WORK TO COMPLETE
Reproduce the listing below verbatim.

DATASET ENTRIES
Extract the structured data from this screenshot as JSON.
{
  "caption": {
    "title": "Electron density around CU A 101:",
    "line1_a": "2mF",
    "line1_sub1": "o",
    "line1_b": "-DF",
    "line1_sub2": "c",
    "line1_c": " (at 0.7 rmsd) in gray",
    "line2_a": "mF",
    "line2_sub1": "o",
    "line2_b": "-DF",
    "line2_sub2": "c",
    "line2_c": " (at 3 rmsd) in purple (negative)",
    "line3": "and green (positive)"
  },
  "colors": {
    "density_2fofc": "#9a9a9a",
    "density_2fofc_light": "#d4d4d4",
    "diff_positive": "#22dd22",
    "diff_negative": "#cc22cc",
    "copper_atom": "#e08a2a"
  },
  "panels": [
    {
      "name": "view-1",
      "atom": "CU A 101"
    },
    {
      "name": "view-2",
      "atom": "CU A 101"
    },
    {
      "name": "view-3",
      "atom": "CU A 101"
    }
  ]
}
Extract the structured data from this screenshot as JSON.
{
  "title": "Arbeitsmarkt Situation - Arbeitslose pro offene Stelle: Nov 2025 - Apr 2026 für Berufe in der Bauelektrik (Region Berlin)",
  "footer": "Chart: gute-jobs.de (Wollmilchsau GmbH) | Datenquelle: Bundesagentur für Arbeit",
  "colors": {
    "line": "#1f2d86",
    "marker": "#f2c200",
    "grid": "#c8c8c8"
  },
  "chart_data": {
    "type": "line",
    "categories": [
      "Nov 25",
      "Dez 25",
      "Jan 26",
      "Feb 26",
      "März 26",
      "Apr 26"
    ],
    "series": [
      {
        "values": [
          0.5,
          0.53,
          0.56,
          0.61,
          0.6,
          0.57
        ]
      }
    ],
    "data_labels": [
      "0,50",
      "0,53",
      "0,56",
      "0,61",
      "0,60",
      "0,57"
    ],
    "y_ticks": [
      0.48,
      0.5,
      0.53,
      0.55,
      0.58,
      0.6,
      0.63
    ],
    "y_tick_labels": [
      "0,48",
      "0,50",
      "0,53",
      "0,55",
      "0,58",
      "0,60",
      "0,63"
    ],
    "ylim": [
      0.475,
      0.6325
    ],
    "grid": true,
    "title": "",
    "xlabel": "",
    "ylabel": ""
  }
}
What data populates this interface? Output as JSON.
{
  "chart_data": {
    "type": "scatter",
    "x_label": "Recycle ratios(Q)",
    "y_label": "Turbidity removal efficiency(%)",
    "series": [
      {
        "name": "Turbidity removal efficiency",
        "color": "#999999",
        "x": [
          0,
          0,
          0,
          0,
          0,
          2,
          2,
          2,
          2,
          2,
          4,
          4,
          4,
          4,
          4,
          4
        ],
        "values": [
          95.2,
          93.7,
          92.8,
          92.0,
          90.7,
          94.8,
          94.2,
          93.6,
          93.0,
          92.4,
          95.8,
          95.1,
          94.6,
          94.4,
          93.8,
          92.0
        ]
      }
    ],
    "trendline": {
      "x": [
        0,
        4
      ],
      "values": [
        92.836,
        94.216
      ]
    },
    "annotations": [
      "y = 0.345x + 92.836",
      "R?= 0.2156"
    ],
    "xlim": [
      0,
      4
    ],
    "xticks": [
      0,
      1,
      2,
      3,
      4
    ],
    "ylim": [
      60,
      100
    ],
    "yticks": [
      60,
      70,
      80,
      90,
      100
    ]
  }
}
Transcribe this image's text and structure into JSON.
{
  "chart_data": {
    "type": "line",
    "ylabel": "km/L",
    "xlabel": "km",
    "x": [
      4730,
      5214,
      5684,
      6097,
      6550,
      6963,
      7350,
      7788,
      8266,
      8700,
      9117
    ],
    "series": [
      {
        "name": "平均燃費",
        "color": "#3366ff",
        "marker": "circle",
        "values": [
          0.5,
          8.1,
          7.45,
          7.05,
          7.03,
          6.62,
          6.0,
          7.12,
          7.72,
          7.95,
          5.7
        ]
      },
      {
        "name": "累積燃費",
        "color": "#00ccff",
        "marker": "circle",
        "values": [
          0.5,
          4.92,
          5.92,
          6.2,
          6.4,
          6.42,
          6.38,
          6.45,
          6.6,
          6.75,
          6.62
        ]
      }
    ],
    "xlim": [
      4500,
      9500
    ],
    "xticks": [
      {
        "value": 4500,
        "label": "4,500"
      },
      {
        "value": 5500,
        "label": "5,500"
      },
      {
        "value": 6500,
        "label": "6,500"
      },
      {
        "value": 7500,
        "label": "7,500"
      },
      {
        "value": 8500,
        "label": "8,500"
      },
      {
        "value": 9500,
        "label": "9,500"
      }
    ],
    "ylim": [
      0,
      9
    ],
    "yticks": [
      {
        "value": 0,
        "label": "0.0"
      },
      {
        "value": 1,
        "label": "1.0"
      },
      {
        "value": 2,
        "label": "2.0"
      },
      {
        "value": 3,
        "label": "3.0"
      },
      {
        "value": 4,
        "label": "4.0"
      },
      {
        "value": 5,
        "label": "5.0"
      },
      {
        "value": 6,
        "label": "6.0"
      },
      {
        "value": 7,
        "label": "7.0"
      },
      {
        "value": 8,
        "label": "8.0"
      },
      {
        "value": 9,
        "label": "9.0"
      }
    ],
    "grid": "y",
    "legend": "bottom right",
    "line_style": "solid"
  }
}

SOLUTION
Extract the structured data from this screenshot as JSON.
{
  "caption": {
    "title": "Electron density around CU A 101:",
    "line1_a": "2mF",
    "line1_sub1": "o",
    "line1_b": "-DF",
    "line1_sub2": "c",
    "line1_c": " (at 0.7 rmsd) in gray",
    "line2_a": "mF",
    "line2_sub1": "o",
    "line2_b": "-DF",
    "line2_sub2": "c",
    "line2_c": " (at 3 rmsd) in purple (negative)",
    "line3": "and green (positive)"
  },
  "colors": {
    "density_2fofc": "#9a9a9a",
    "density_2fofc_light": "#d4d4d4",
    "diff_positive": "#22dd22",
    "diff_negative": "#cc22cc",
    "copper_atom": "#e08a2a"
  },
  "panels": [
    {
      "name": "view-1",
      "atom": "CU A 101"
    },
    {
      "name": "view-2",
      "atom": "CU A 101"
    },
    {
      "name": "view-3",
      "atom": "CU A 101"
    }
  ]
}
Extract the structured data from this screenshot as JSON.
{
  "title": "Arbeitsmarkt Situation - Arbeitslose pro offene Stelle: Nov 2025 - Apr 2026 für Berufe in der Bauelektrik (Region Berlin)",
  "footer": "Chart: gute-jobs.de (Wollmilchsau GmbH) | Datenquelle: Bundesagentur für Arbeit",
  "colors": {
    "line": "#1f2d86",
    "marker": "#f2c200",
    "grid": "#c8c8c8"
  },
  "chart_data": {
    "type": "line",
    "categories": [
      "Nov 25",
      "Dez 25",
      "Jan 26",
      "Feb 26",
      "März 26",
      "Apr 26"
    ],
    "series": [
      {
        "values": [
          0.5,
          0.53,
          0.56,
          0.61,
          0.6,
          0.57
        ]
      }
    ],
    "data_labels": [
      "0,50",
      "0,53",
      "0,56",
      "0,61",
      "0,60",
      "0,57"
    ],
    "y_ticks": [
      0.48,
      0.5,
      0.53,
      0.55,
      0.58,
      0.6,
      0.63
    ],
    "y_tick_labels": [
      "0,48",
      "0,50",
      "0,53",
      "0,55",
      "0,58",
      "0,60",
      "0,63"
    ],
    "ylim": [
      0.475,
      0.6325
    ],
    "grid": true,
    "title": "",
    "xlabel": "",
    "ylabel": ""
  }
}
What data populates this interface? Output as JSON.
{
  "chart_data": {
    "type": "scatter",
    "x_label": "Recycle ratios(Q)",
    "y_label": "Turbidity removal efficiency(%)",
    "series": [
      {
        "name": "Turbidity removal efficiency",
        "color": "#999999",
        "x": [
          0,
          0,
          0,
          0,
          0,
          2,
          2,
          2,
          2,
          2,
          4,
          4,
          4,
          4,
          4,
          4
        ],
        "values": [
          95.2,
          93.7,
          92.8,
          92.0,
          90.7,
          94.8,
          94.2,
          93.6,
          93.0,
          92.4,
          95.8,
          95.1,
          94.6,
          94.4,
          93.8,
          92.0
        ]
      }
    ],
    "trendline": {
      "x": [
        0,
        4
      ],
      "values": [
        92.836,
        94.216
      ]
    },
    "annotations": [
      "y = 0.345x + 92.836",
      "R?= 0.2156"
    ],
    "xlim": [
      0,
      4
    ],
    "xticks": [
      0,
      1,
      2,
      3,
      4
    ],
    "ylim": [
      60,
      100
    ],
    "yticks": [
      60,
      70,
      80,
      90,
      100
    ]
  }
}
Transcribe this image's text and structure into JSON.
{
  "chart_data": {
    "type": "line",
    "ylabel": "km/L",
    "xlabel": "km",
    "x": [
      4730,
      5214,
      5684,
      6097,
      6550,
      6963,
      7350,
      7788,
      8266,
      8700,
      9117
    ],
    "series": [
      {
        "name": "平均燃費",
        "color": "#3366ff",
        "marker": "circle",
        "values": [
          0.5,
          8.1,
          7.45,
          7.05,
          7.03,
          6.62,
          6.0,
          7.12,
          7.72,
          7.95,
          5.7
        ]
      },
      {
        "name": "累積燃費",
        "color": "#00ccff",
        "marker": "circle",
        "values": [
          0.5,
          4.92,
          5.92,
          6.2,
          6.4,
          6.42,
          6.38,
          6.45,
          6.6,
          6.75,
          6.62
        ]
      }
    ],
    "xlim": [
      4500,
      9500
    ],
    "xticks": [
      {
        "value": 4500,
        "label": "4,500"
      },
      {
        "value": 5500,
        "label": "5,500"
      },
      {
        "value": 6500,
        "label": "6,500"
      },
      {
        "value": 7500,
        "label": "7,500"
      },
      {
        "value": 8500,
        "label": "8,500"
      },
      {
        "value": 9500,
        "label": "9,500"
      }
    ],
    "ylim": [
      0,
      9
    ],
    "yticks": [
      {
        "value": 0,
        "label": "0.0"
      },
      {
        "value": 1,
        "label": "1.0"
      },
      {
        "value": 2,
        "label": "2.0"
      },
      {
        "value": 3,
        "label": "3.0"
      },
      {
        "value": 4,
        "label": "4.0"
      },
      {
        "value": 5,
        "label": "5.0"
      },
      {
        "value": 6,
        "label": "6.0"
      },
      {
        "value": 7,
        "label": "7.0"
      },
      {
        "value": 8,
        "label": "8.0"
      },
      {
        "value": 9,
        "label": "9.0"
      }
    ],
    "grid": "y",
    "legend": "bottom right",
    "line_style": "solid"
  }
}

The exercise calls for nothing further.